**Objective:** Your task is to transcribe the records exactly, skipping every image.

Extracted records
● ● ● ●

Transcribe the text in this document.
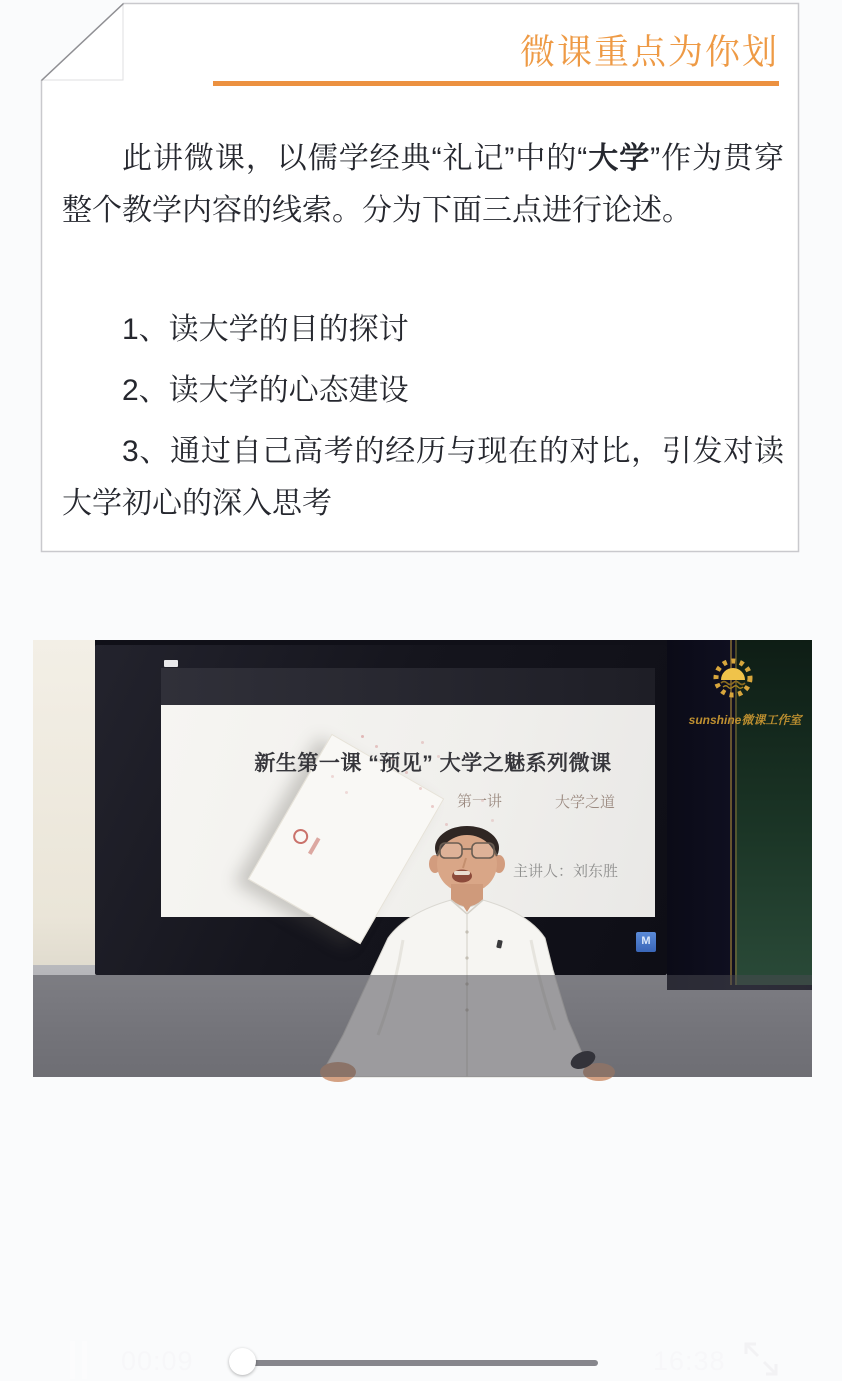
微课重点为你划
此讲微课，以儒学经典“礼记”中的“大学”作为贯穿整个教学内容的线索。分为下面三点进行论述。
1、读大学的目的探讨
2、读大学的心态建设
3、通过自己高考的经历与现在的对比，引发对读大学初心的深入思考
新生第一课 “预见” 大学之魅系列微课
第一讲	大学之道
主讲人：刘东胜
M
sunshine微课工作室
00:09	16:38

● ● ● ●

**Finished answer:**
Transcribe the text in this document.
微课重点为你划
此讲微课，以儒学经典“礼记”中的“大学”作为贯穿整个教学内容的线索。分为下面三点进行论述。
1、读大学的目的探讨
2、读大学的心态建设
3、通过自己高考的经历与现在的对比，引发对读大学初心的深入思考
新生第一课 “预见” 大学之魅系列微课
第一讲	大学之道
主讲人：刘东胜
M
sunshine微课工作室
00:09	16:38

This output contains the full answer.